■ **Required task**: Work through the records below and tally every line containing "JSON". Reply with the total alone.

━━━ Listed entries

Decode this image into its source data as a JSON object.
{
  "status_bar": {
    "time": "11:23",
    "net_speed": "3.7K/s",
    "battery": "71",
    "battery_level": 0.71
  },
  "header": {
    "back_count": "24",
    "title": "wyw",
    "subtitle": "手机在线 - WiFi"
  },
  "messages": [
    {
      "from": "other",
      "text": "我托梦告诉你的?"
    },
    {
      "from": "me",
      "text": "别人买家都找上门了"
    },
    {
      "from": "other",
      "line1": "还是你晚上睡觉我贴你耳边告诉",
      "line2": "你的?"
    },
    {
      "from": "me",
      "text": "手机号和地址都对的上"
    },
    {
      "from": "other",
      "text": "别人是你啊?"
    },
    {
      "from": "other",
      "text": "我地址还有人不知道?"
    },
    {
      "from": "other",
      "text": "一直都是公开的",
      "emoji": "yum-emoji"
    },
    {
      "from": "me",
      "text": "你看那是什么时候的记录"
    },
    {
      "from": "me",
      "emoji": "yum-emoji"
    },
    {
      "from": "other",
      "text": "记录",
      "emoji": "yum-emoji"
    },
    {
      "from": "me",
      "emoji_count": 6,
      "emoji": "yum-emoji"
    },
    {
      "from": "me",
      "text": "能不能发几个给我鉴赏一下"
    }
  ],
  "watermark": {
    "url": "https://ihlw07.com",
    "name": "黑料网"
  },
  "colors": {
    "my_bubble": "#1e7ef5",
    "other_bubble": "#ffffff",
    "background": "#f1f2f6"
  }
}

━━━━━━
━━━ Listed entries

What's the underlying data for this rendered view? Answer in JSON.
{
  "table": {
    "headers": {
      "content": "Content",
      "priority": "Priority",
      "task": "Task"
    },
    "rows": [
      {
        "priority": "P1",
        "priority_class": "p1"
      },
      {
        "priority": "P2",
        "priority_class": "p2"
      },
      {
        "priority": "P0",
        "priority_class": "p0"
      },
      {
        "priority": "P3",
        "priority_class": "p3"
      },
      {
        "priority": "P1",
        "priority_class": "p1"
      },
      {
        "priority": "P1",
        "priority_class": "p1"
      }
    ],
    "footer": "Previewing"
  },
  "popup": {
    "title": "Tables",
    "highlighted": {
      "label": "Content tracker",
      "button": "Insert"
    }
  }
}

━━━━━━

■ **Response to the exercise**: 2